#### [Exercise aim]
Give the material once more, word for word, without any images.

-- start Entries supplied --

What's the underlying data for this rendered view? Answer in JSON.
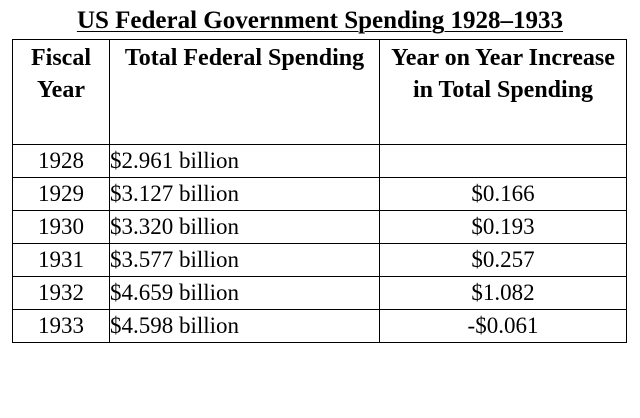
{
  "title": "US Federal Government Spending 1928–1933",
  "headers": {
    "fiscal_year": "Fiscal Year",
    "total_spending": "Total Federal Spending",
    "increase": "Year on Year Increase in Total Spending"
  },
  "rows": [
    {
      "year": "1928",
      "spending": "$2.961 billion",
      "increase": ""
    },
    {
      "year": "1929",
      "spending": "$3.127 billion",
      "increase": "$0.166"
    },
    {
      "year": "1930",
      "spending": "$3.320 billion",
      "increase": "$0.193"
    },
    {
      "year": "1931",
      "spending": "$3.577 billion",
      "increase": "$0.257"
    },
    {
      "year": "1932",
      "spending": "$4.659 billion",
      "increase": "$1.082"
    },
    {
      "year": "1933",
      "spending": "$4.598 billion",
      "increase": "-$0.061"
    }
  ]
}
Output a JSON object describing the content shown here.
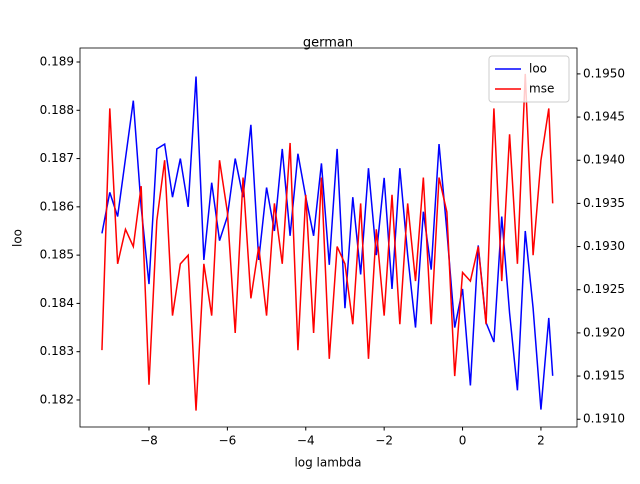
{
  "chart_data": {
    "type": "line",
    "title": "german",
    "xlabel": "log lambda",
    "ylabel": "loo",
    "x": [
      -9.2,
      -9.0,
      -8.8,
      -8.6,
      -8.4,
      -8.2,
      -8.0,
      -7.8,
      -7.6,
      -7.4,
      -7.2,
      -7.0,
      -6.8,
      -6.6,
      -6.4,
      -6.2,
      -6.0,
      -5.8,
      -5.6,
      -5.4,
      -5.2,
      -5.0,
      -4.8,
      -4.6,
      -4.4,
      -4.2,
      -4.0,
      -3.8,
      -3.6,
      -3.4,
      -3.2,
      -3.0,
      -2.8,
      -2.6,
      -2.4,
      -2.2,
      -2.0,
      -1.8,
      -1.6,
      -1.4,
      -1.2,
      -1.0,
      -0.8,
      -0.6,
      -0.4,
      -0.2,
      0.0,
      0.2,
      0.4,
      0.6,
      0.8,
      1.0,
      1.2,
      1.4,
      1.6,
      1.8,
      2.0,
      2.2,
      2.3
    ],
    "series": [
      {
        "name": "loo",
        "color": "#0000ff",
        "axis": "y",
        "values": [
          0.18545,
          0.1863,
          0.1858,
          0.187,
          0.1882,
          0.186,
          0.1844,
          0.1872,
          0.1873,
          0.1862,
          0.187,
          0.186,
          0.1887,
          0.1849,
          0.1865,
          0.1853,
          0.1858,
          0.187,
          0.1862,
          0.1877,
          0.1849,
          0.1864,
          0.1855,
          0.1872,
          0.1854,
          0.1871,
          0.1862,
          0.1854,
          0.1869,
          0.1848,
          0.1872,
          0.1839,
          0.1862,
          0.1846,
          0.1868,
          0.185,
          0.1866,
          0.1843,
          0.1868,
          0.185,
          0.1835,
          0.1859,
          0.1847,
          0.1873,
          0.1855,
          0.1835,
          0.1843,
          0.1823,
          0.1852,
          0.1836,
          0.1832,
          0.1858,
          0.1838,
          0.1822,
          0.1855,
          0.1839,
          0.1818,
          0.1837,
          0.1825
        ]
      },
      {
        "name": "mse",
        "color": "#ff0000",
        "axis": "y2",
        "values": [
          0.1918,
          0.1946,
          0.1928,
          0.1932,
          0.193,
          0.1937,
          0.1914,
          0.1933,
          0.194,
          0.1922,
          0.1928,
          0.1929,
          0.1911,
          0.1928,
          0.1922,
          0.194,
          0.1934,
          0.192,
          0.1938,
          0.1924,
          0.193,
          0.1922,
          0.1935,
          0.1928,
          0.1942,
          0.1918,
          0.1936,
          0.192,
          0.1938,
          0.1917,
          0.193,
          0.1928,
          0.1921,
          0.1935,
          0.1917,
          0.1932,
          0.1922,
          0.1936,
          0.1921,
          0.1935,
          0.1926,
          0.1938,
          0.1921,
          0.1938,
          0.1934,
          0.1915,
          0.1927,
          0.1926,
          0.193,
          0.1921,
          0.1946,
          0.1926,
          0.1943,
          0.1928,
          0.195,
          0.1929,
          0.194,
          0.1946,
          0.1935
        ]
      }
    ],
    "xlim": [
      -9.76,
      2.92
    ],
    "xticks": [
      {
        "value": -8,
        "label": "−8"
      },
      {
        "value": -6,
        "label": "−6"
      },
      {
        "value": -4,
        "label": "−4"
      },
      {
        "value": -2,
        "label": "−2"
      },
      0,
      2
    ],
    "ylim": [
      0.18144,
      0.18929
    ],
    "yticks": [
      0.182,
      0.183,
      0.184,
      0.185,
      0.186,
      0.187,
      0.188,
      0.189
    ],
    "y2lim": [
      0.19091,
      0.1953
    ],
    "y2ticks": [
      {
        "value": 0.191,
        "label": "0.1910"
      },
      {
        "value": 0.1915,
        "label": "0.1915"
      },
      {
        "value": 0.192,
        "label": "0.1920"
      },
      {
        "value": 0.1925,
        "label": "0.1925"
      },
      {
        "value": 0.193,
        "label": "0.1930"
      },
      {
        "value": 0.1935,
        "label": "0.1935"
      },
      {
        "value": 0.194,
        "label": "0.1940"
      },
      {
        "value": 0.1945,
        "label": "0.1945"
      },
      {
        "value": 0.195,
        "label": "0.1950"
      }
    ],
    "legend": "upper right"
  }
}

-- end Entries supplied --

#### [Reply]
What's the underlying data for this rendered view? Answer in JSON.
{
  "title": "US Federal Government Spending 1928–1933",
  "headers": {
    "fiscal_year": "Fiscal Year",
    "total_spending": "Total Federal Spending",
    "increase": "Year on Year Increase in Total Spending"
  },
  "rows": [
    {
      "year": "1928",
      "spending": "$2.961 billion",
      "increase": ""
    },
    {
      "year": "1929",
      "spending": "$3.127 billion",
      "increase": "$0.166"
    },
    {
      "year": "1930",
      "spending": "$3.320 billion",
      "increase": "$0.193"
    },
    {
      "year": "1931",
      "spending": "$3.577 billion",
      "increase": "$0.257"
    },
    {
      "year": "1932",
      "spending": "$4.659 billion",
      "increase": "$1.082"
    },
    {
      "year": "1933",
      "spending": "$4.598 billion",
      "increase": "-$0.061"
    }
  ]
}
Output a JSON object describing the content shown here.
{
  "chart_data": {
    "type": "line",
    "title": "german",
    "xlabel": "log lambda",
    "ylabel": "loo",
    "x": [
      -9.2,
      -9.0,
      -8.8,
      -8.6,
      -8.4,
      -8.2,
      -8.0,
      -7.8,
      -7.6,
      -7.4,
      -7.2,
      -7.0,
      -6.8,
      -6.6,
      -6.4,
      -6.2,
      -6.0,
      -5.8,
      -5.6,
      -5.4,
      -5.2,
      -5.0,
      -4.8,
      -4.6,
      -4.4,
      -4.2,
      -4.0,
      -3.8,
      -3.6,
      -3.4,
      -3.2,
      -3.0,
      -2.8,
      -2.6,
      -2.4,
      -2.2,
      -2.0,
      -1.8,
      -1.6,
      -1.4,
      -1.2,
      -1.0,
      -0.8,
      -0.6,
      -0.4,
      -0.2,
      0.0,
      0.2,
      0.4,
      0.6,
      0.8,
      1.0,
      1.2,
      1.4,
      1.6,
      1.8,
      2.0,
      2.2,
      2.3
    ],
    "series": [
      {
        "name": "loo",
        "color": "#0000ff",
        "axis": "y",
        "values": [
          0.18545,
          0.1863,
          0.1858,
          0.187,
          0.1882,
          0.186,
          0.1844,
          0.1872,
          0.1873,
          0.1862,
          0.187,
          0.186,
          0.1887,
          0.1849,
          0.1865,
          0.1853,
          0.1858,
          0.187,
          0.1862,
          0.1877,
          0.1849,
          0.1864,
          0.1855,
          0.1872,
          0.1854,
          0.1871,
          0.1862,
          0.1854,
          0.1869,
          0.1848,
          0.1872,
          0.1839,
          0.1862,
          0.1846,
          0.1868,
          0.185,
          0.1866,
          0.1843,
          0.1868,
          0.185,
          0.1835,
          0.1859,
          0.1847,
          0.1873,
          0.1855,
          0.1835,
          0.1843,
          0.1823,
          0.1852,
          0.1836,
          0.1832,
          0.1858,
          0.1838,
          0.1822,
          0.1855,
          0.1839,
          0.1818,
          0.1837,
          0.1825
        ]
      },
      {
        "name": "mse",
        "color": "#ff0000",
        "axis": "y2",
        "values": [
          0.1918,
          0.1946,
          0.1928,
          0.1932,
          0.193,
          0.1937,
          0.1914,
          0.1933,
          0.194,
          0.1922,
          0.1928,
          0.1929,
          0.1911,
          0.1928,
          0.1922,
          0.194,
          0.1934,
          0.192,
          0.1938,
          0.1924,
          0.193,
          0.1922,
          0.1935,
          0.1928,
          0.1942,
          0.1918,
          0.1936,
          0.192,
          0.1938,
          0.1917,
          0.193,
          0.1928,
          0.1921,
          0.1935,
          0.1917,
          0.1932,
          0.1922,
          0.1936,
          0.1921,
          0.1935,
          0.1926,
          0.1938,
          0.1921,
          0.1938,
          0.1934,
          0.1915,
          0.1927,
          0.1926,
          0.193,
          0.1921,
          0.1946,
          0.1926,
          0.1943,
          0.1928,
          0.195,
          0.1929,
          0.194,
          0.1946,
          0.1935
        ]
      }
    ],
    "xlim": [
      -9.76,
      2.92
    ],
    "xticks": [
      {
        "value": -8,
        "label": "−8"
      },
      {
        "value": -6,
        "label": "−6"
      },
      {
        "value": -4,
        "label": "−4"
      },
      {
        "value": -2,
        "label": "−2"
      },
      0,
      2
    ],
    "ylim": [
      0.18144,
      0.18929
    ],
    "yticks": [
      0.182,
      0.183,
      0.184,
      0.185,
      0.186,
      0.187,
      0.188,
      0.189
    ],
    "y2lim": [
      0.19091,
      0.1953
    ],
    "y2ticks": [
      {
        "value": 0.191,
        "label": "0.1910"
      },
      {
        "value": 0.1915,
        "label": "0.1915"
      },
      {
        "value": 0.192,
        "label": "0.1920"
      },
      {
        "value": 0.1925,
        "label": "0.1925"
      },
      {
        "value": 0.193,
        "label": "0.1930"
      },
      {
        "value": 0.1935,
        "label": "0.1935"
      },
      {
        "value": 0.194,
        "label": "0.1940"
      },
      {
        "value": 0.1945,
        "label": "0.1945"
      },
      {
        "value": 0.195,
        "label": "0.1950"
      }
    ],
    "legend": "upper right"
  }
}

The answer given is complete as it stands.